▸ **WHAT NEEDS TO BE DONE**
Lift out all lines below that contain "pero".

(Recorded data)
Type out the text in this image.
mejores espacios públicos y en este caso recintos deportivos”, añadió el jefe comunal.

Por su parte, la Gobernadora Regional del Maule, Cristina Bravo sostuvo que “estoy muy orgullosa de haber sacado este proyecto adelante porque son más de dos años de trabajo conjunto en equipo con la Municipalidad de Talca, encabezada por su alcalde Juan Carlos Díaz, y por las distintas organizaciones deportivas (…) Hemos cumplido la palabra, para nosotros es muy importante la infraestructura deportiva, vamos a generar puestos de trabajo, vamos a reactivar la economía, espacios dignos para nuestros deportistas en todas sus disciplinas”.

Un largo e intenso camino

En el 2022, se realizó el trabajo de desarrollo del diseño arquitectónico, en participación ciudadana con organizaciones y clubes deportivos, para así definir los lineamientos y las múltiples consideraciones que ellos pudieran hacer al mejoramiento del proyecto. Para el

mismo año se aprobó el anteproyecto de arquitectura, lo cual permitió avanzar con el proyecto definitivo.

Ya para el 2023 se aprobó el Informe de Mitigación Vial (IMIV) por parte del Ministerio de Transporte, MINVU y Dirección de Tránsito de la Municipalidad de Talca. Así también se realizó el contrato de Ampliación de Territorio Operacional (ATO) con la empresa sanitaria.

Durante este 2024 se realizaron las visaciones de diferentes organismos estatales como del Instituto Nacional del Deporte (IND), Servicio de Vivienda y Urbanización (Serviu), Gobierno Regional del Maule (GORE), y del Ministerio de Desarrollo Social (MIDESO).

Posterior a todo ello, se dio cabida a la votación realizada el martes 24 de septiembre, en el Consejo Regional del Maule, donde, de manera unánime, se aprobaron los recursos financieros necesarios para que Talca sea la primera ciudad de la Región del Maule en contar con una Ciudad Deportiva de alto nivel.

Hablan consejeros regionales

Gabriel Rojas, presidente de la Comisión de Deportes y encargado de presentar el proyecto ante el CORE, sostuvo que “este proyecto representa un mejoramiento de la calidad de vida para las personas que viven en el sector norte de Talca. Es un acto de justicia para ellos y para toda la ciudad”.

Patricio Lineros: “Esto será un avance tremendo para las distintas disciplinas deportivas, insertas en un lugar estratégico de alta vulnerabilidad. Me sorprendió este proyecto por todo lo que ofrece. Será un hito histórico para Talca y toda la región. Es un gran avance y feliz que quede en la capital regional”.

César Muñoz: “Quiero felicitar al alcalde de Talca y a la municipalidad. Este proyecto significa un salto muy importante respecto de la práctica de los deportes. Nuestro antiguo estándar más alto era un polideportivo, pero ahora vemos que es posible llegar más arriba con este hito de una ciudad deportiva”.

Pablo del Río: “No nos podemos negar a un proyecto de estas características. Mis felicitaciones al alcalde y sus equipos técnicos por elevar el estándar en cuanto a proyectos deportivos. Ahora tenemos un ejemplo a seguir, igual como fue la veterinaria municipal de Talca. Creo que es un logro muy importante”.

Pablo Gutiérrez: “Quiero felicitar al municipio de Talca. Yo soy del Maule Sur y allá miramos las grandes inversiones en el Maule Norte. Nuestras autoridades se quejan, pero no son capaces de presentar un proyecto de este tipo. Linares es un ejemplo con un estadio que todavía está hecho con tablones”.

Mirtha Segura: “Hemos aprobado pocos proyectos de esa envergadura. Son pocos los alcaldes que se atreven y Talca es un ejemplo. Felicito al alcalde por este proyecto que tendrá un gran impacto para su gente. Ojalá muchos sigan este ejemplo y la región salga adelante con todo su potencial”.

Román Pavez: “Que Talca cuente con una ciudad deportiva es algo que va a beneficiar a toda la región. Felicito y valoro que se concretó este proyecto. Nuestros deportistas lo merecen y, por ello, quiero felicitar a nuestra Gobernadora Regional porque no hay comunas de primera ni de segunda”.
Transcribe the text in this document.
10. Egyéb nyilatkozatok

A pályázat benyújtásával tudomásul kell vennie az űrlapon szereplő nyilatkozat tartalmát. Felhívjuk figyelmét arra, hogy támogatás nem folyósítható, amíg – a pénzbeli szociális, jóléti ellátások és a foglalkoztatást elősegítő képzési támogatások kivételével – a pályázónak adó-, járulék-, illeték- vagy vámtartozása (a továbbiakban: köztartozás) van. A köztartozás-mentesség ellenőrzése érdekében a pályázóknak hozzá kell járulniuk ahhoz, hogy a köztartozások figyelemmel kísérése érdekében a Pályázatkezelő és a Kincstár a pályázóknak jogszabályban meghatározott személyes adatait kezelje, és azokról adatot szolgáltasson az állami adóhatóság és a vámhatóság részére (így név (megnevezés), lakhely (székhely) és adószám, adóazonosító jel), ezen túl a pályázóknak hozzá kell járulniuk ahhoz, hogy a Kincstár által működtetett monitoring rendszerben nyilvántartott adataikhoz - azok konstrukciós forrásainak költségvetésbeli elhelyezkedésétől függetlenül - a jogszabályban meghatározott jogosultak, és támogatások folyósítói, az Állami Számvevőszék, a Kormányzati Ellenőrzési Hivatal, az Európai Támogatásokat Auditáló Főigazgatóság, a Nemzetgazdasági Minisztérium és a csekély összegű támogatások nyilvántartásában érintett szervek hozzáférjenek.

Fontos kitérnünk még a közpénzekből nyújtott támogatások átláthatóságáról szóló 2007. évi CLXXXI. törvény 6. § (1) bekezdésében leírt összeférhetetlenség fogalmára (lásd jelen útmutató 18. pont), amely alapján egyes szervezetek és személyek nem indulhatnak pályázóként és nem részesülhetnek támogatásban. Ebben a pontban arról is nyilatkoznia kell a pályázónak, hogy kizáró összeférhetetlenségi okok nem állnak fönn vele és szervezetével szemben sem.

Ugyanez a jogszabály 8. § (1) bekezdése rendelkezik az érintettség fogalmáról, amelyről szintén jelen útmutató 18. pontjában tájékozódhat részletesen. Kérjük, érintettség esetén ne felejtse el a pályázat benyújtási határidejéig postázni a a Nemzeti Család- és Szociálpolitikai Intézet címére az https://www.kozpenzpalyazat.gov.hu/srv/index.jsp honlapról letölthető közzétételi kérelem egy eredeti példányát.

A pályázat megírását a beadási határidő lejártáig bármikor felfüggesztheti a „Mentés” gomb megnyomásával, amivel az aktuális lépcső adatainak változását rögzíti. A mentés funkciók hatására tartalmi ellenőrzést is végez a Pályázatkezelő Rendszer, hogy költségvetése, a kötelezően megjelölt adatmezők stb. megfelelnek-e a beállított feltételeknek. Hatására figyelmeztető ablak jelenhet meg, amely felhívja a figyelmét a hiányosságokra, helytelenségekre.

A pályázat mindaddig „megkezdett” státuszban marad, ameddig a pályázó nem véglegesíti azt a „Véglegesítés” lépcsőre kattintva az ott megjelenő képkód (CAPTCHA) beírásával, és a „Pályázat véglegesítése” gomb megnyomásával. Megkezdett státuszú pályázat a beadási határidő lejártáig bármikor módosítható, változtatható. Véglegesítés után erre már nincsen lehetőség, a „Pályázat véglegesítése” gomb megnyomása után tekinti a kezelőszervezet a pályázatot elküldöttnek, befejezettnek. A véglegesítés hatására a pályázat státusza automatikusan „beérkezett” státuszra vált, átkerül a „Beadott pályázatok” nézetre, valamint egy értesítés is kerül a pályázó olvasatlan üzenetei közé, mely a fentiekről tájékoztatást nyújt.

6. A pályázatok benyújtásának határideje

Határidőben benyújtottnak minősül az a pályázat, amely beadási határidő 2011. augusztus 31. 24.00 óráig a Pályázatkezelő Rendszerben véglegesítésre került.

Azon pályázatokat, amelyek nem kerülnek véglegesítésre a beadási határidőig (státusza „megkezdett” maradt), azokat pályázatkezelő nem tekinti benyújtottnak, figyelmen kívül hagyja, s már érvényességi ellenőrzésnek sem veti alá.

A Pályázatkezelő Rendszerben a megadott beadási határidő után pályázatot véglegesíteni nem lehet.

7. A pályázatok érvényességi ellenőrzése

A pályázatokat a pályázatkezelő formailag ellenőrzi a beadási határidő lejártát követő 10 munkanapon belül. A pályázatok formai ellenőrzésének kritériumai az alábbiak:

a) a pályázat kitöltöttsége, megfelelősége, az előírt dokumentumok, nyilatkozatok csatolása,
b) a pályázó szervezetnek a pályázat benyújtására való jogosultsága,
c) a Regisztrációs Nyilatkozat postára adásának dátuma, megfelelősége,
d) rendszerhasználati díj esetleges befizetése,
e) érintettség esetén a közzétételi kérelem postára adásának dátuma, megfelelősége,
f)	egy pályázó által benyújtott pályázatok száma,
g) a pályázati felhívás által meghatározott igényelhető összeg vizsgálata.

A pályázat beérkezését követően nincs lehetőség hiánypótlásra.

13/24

▸ **WRITTEN ANSWER**
César Muñoz: “Quiero felicitar al alcalde de Talca y a la municipalidad. Este proyecto significa un salto muy importante respecto de la práctica de los deportes. Nuestro antiguo estándar más alto era un polideportivo, pero ahora vemos que es posible llegar más arriba con este hito de una ciudad deportiva”.
Pablo Gutiérrez: “Quiero felicitar al municipio de Talca. Yo soy del Maule Sur y allá miramos las grandes inversiones en el Maule Norte. Nuestras autoridades se quejan, pero no son capaces de presentar un proyecto de este tipo. Linares es un ejemplo con un estadio que todavía está hecho con tablones”.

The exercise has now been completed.